### TASK DETAILS
Search the data below for the word "Solutions" and copy each line that holds it.

### RECORDS
>> Start

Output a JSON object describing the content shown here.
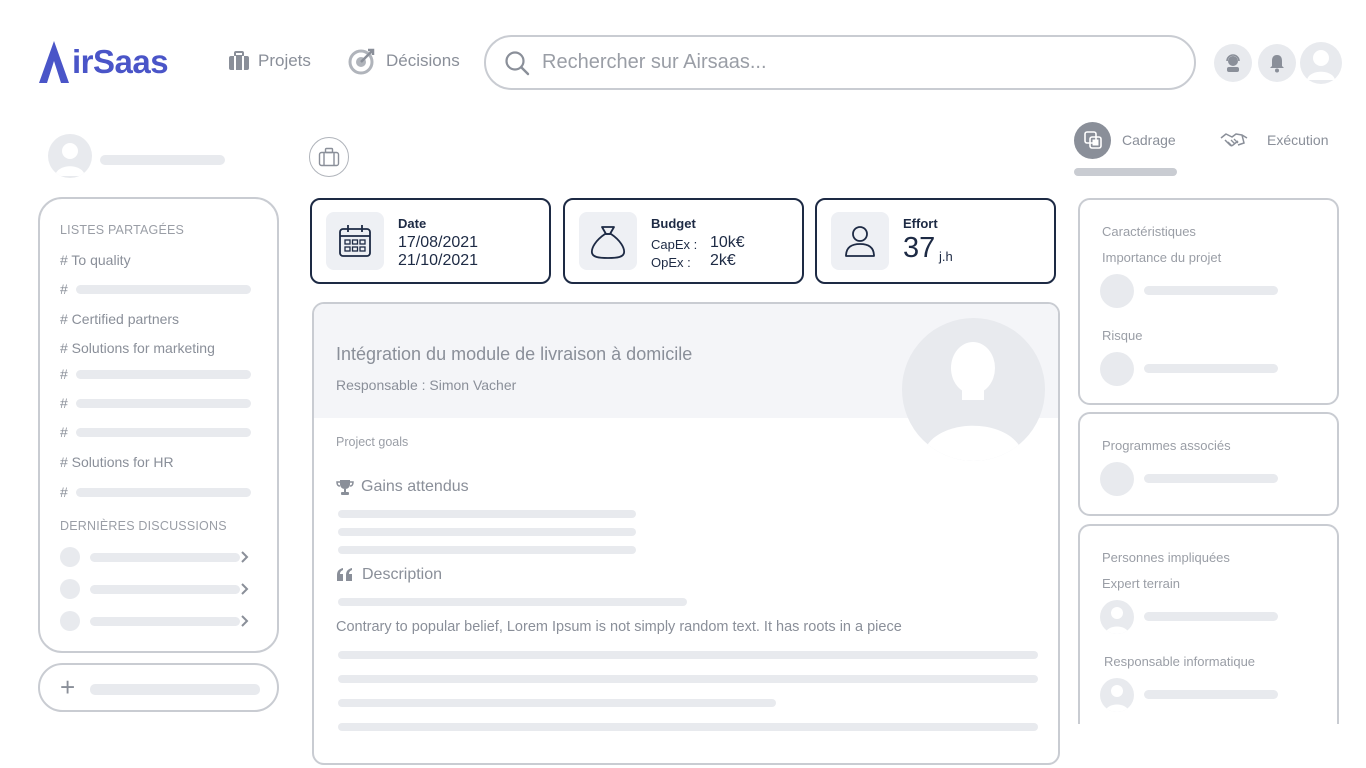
{
  "header": {
    "logo_text": "irSaas",
    "nav": [
      {
        "label": "Projets"
      },
      {
        "label": "Décisions"
      }
    ],
    "search_placeholder": "Rechercher sur Airsaas..."
  },
  "sidebar": {
    "shared_lists_heading": "LISTES PARTAGÉES",
    "items": [
      {
        "label": "# To quality"
      },
      {
        "label": "#"
      },
      {
        "label": "# Certified partners"
      },
      {
        "label": "# Solutions for marketing"
      },
      {
        "label": "#"
      },
      {
        "label": "#"
      },
      {
        "label": "#"
      },
      {
        "label": "# Solutions for HR"
      },
      {
        "label": "#"
      }
    ],
    "discussions_heading": "DERNIÈRES DISCUSSIONS",
    "add_label": "+"
  },
  "cards": {
    "date": {
      "title": "Date",
      "start": "17/08/2021",
      "end": "21/10/2021"
    },
    "budget": {
      "title": "Budget",
      "capex_label": "CapEx :",
      "capex_value": "10k€",
      "opex_label": "OpEx :",
      "opex_value": "2k€"
    },
    "effort": {
      "title": "Effort",
      "value": "37",
      "unit": "j.h"
    }
  },
  "project": {
    "title": "Intégration du module de livraison à domicile",
    "owner": "Responsable : Simon Vacher",
    "goals_label": "Project goals",
    "gains_label": "Gains attendus",
    "description_label": "Description",
    "description_text": "Contrary to popular belief, Lorem Ipsum is not simply random text. It has roots in a piece"
  },
  "tabs": [
    {
      "label": "Cadrage",
      "active": true
    },
    {
      "label": "Exécution",
      "active": false
    }
  ],
  "right": {
    "characteristics_heading": "Caractéristiques",
    "importance_label": "Importance du projet",
    "risk_label": "Risque",
    "programs_heading": "Programmes associés",
    "people_heading": "Personnes impliquées",
    "expert_label": "Expert terrain",
    "it_label": "Responsable informatique"
  },
  "colors": {
    "brand": "#4a55c8",
    "card_border": "#1d2a44",
    "panel_border": "#c9ccd2",
    "placeholder": "#e8eaee"
  }
}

>> End

### EXPECTED ANSWER
        "label": "# Solutions for marketing"
        "label": "# Solutions for HR"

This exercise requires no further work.